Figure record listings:
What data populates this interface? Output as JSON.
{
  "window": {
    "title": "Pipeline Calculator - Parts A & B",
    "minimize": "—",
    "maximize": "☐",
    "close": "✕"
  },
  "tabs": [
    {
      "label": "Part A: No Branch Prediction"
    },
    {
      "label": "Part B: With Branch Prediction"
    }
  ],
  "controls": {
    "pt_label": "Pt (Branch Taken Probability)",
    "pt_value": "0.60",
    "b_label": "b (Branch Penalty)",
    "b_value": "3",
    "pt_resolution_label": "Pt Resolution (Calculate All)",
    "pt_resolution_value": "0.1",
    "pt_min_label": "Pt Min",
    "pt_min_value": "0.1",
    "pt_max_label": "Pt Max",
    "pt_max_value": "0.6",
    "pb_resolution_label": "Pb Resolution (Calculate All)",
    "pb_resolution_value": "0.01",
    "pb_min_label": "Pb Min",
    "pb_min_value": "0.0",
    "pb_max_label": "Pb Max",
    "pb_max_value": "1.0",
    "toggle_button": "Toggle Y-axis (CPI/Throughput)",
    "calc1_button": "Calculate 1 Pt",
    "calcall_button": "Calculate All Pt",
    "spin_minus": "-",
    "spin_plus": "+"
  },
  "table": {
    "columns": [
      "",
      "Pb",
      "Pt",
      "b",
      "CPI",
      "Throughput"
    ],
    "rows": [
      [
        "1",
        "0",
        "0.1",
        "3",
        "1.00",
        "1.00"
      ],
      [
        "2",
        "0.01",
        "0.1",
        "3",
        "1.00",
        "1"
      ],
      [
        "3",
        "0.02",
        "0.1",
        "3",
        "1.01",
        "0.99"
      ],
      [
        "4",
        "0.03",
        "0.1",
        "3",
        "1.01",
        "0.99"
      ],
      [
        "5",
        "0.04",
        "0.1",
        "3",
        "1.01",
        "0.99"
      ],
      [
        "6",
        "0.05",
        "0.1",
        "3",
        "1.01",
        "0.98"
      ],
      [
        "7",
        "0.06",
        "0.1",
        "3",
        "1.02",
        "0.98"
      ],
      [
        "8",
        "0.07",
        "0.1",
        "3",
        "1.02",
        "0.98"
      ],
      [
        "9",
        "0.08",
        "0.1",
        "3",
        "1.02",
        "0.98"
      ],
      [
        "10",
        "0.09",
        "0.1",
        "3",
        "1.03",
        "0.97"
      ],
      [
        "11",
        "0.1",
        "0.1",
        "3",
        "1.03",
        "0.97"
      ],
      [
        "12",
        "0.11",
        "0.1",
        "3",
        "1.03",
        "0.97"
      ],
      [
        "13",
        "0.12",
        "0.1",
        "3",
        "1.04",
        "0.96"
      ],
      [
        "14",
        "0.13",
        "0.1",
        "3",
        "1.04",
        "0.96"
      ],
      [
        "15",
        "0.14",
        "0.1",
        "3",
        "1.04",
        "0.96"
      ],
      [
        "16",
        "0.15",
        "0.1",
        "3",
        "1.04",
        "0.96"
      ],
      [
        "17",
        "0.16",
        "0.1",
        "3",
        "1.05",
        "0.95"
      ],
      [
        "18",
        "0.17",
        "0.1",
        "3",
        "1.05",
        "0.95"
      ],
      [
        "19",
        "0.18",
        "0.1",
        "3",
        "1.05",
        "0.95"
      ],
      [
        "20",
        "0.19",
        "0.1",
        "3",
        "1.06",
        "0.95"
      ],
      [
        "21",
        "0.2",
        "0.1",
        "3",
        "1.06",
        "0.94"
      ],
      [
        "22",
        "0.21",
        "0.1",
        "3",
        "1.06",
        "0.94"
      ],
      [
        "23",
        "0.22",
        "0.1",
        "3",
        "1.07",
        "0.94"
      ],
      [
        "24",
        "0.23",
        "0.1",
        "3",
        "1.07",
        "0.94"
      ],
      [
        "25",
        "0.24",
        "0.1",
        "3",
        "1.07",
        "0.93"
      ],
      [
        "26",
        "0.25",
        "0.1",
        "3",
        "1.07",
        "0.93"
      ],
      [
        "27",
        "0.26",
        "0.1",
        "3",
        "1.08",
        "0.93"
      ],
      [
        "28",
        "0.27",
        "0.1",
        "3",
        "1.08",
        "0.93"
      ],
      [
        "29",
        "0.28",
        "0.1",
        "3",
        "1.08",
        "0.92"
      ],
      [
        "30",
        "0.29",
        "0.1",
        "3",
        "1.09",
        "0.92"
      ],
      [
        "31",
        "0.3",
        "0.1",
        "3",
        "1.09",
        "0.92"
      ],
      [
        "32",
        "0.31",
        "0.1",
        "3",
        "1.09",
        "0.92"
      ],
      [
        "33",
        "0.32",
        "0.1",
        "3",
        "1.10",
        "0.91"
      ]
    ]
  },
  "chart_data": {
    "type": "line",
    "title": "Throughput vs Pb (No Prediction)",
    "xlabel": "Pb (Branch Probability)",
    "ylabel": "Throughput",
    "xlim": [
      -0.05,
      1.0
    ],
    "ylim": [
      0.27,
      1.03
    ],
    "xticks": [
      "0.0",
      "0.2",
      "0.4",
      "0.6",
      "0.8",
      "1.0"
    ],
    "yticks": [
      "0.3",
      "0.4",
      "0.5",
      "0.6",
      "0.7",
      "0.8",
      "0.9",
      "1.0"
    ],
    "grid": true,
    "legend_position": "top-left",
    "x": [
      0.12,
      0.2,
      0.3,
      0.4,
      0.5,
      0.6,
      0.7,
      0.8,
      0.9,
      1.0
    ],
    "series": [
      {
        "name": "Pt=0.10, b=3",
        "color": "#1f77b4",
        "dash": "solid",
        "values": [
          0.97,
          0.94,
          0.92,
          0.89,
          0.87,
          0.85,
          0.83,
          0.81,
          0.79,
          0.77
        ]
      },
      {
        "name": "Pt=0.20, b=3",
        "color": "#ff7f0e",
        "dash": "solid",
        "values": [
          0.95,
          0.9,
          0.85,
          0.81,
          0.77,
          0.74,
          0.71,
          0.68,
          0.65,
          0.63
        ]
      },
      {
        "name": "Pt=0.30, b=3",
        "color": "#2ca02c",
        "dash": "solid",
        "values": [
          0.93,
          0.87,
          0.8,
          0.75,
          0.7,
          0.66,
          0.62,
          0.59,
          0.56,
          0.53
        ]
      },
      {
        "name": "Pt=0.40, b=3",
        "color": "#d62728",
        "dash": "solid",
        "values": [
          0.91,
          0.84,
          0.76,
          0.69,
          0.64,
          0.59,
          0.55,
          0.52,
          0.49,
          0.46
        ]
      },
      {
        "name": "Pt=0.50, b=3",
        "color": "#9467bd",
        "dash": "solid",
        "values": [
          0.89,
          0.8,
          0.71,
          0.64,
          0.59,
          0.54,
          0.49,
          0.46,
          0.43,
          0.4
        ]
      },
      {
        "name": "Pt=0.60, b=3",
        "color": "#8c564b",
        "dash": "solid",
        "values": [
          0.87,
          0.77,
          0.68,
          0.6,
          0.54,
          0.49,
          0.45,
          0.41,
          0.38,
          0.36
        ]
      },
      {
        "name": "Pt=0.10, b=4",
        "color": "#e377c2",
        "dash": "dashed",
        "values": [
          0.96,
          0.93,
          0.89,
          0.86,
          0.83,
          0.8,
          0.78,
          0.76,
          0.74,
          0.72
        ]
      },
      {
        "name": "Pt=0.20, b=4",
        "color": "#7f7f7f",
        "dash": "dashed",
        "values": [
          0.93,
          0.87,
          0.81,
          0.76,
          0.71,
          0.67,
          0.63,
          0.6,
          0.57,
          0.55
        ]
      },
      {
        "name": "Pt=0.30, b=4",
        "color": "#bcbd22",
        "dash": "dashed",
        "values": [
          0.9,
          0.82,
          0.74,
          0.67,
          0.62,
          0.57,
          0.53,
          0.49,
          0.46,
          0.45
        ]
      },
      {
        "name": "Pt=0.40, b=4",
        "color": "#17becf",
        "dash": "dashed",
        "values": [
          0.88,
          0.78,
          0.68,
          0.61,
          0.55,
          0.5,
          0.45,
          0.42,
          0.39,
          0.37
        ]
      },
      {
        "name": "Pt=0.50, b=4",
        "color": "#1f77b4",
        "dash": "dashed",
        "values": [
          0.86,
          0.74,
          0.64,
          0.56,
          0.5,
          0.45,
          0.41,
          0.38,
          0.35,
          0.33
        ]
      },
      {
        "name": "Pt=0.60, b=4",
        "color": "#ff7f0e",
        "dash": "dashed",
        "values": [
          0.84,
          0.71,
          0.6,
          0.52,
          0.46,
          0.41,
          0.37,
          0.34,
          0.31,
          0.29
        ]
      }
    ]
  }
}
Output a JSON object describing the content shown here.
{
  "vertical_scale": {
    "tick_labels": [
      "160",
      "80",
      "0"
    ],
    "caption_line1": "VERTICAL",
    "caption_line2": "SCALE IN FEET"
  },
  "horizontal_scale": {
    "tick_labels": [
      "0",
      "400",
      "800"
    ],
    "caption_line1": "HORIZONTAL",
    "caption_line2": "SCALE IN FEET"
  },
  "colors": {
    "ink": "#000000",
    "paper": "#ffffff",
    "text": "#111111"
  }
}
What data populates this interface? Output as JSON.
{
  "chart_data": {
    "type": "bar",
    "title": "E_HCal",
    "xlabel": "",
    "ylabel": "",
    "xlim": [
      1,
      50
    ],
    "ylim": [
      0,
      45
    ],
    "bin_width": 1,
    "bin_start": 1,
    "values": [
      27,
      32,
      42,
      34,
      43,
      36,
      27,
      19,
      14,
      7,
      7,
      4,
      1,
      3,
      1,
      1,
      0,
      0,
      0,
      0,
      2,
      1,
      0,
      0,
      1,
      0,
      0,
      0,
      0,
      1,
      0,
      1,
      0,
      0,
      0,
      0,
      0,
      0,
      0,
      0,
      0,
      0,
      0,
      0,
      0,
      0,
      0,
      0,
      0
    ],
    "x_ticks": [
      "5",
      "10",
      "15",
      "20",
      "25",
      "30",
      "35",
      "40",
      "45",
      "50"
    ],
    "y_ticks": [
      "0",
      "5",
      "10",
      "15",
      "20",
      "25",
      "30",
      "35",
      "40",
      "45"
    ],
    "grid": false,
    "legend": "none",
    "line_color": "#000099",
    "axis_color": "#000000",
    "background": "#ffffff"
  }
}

- **AIM OF THE EXERCISE**:
Give the count of lines containing "title", with no added text.

- **REPLY**:
3